── Listing ──

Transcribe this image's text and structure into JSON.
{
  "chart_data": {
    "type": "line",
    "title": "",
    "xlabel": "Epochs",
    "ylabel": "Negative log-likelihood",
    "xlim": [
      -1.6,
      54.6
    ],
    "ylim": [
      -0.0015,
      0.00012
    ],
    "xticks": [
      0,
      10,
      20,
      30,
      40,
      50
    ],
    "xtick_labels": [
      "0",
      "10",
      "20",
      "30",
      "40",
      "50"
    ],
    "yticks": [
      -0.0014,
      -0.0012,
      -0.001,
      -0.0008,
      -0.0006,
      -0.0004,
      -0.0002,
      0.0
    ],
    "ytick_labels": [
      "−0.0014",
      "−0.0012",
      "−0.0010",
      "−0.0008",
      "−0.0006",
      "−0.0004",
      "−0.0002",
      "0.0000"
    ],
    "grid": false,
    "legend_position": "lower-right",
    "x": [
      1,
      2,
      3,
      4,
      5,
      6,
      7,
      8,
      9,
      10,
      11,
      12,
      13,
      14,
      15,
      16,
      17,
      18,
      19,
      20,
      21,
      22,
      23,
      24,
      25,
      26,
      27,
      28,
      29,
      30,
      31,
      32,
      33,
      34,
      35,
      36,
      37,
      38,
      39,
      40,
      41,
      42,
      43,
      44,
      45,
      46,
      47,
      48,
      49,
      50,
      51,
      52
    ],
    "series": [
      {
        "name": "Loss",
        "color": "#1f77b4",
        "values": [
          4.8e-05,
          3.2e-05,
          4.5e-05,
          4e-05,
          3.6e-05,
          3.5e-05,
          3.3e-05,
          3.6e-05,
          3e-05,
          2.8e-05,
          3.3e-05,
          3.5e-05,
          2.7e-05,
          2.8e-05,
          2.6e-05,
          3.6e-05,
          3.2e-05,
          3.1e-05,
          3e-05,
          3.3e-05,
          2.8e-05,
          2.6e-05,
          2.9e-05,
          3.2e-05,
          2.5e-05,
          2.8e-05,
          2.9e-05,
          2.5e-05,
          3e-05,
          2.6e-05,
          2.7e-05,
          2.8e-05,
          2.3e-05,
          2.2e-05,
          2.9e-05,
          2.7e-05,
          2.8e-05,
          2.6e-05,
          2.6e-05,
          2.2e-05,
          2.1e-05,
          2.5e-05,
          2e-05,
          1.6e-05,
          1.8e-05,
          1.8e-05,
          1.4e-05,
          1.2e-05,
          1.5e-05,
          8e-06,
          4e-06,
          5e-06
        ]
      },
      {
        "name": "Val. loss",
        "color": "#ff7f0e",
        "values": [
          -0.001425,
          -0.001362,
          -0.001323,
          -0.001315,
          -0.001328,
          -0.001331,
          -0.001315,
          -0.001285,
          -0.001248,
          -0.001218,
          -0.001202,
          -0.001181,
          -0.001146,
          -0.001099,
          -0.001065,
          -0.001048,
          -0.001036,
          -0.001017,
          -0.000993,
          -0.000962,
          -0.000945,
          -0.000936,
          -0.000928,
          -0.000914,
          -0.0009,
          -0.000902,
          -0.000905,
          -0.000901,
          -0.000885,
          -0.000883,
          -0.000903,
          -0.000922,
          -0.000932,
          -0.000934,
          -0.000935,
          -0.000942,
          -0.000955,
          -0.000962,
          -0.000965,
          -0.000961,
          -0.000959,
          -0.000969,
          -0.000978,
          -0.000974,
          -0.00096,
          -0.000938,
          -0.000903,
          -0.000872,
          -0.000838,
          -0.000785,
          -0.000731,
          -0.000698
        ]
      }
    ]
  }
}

───

Exactly reproduce every line found in the records.

Transcribe this image's text and structure into JSON.
{
  "chart_data": {
    "type": "line",
    "title": "",
    "xlabel": "Epochs",
    "ylabel": "Negative log-likelihood",
    "xlim": [
      -1.6,
      54.6
    ],
    "ylim": [
      -0.0015,
      0.00012
    ],
    "xticks": [
      0,
      10,
      20,
      30,
      40,
      50
    ],
    "xtick_labels": [
      "0",
      "10",
      "20",
      "30",
      "40",
      "50"
    ],
    "yticks": [
      -0.0014,
      -0.0012,
      -0.001,
      -0.0008,
      -0.0006,
      -0.0004,
      -0.0002,
      0.0
    ],
    "ytick_labels": [
      "−0.0014",
      "−0.0012",
      "−0.0010",
      "−0.0008",
      "−0.0006",
      "−0.0004",
      "−0.0002",
      "0.0000"
    ],
    "grid": false,
    "legend_position": "lower-right",
    "x": [
      1,
      2,
      3,
      4,
      5,
      6,
      7,
      8,
      9,
      10,
      11,
      12,
      13,
      14,
      15,
      16,
      17,
      18,
      19,
      20,
      21,
      22,
      23,
      24,
      25,
      26,
      27,
      28,
      29,
      30,
      31,
      32,
      33,
      34,
      35,
      36,
      37,
      38,
      39,
      40,
      41,
      42,
      43,
      44,
      45,
      46,
      47,
      48,
      49,
      50,
      51,
      52
    ],
    "series": [
      {
        "name": "Loss",
        "color": "#1f77b4",
        "values": [
          4.8e-05,
          3.2e-05,
          4.5e-05,
          4e-05,
          3.6e-05,
          3.5e-05,
          3.3e-05,
          3.6e-05,
          3e-05,
          2.8e-05,
          3.3e-05,
          3.5e-05,
          2.7e-05,
          2.8e-05,
          2.6e-05,
          3.6e-05,
          3.2e-05,
          3.1e-05,
          3e-05,
          3.3e-05,
          2.8e-05,
          2.6e-05,
          2.9e-05,
          3.2e-05,
          2.5e-05,
          2.8e-05,
          2.9e-05,
          2.5e-05,
          3e-05,
          2.6e-05,
          2.7e-05,
          2.8e-05,
          2.3e-05,
          2.2e-05,
          2.9e-05,
          2.7e-05,
          2.8e-05,
          2.6e-05,
          2.6e-05,
          2.2e-05,
          2.1e-05,
          2.5e-05,
          2e-05,
          1.6e-05,
          1.8e-05,
          1.8e-05,
          1.4e-05,
          1.2e-05,
          1.5e-05,
          8e-06,
          4e-06,
          5e-06
        ]
      },
      {
        "name": "Val. loss",
        "color": "#ff7f0e",
        "values": [
          -0.001425,
          -0.001362,
          -0.001323,
          -0.001315,
          -0.001328,
          -0.001331,
          -0.001315,
          -0.001285,
          -0.001248,
          -0.001218,
          -0.001202,
          -0.001181,
          -0.001146,
          -0.001099,
          -0.001065,
          -0.001048,
          -0.001036,
          -0.001017,
          -0.000993,
          -0.000962,
          -0.000945,
          -0.000936,
          -0.000928,
          -0.000914,
          -0.0009,
          -0.000902,
          -0.000905,
          -0.000901,
          -0.000885,
          -0.000883,
          -0.000903,
          -0.000922,
          -0.000932,
          -0.000934,
          -0.000935,
          -0.000942,
          -0.000955,
          -0.000962,
          -0.000965,
          -0.000961,
          -0.000959,
          -0.000969,
          -0.000978,
          -0.000974,
          -0.00096,
          -0.000938,
          -0.000903,
          -0.000872,
          -0.000838,
          -0.000785,
          -0.000731,
          -0.000698
        ]
      }
    ]
  }
}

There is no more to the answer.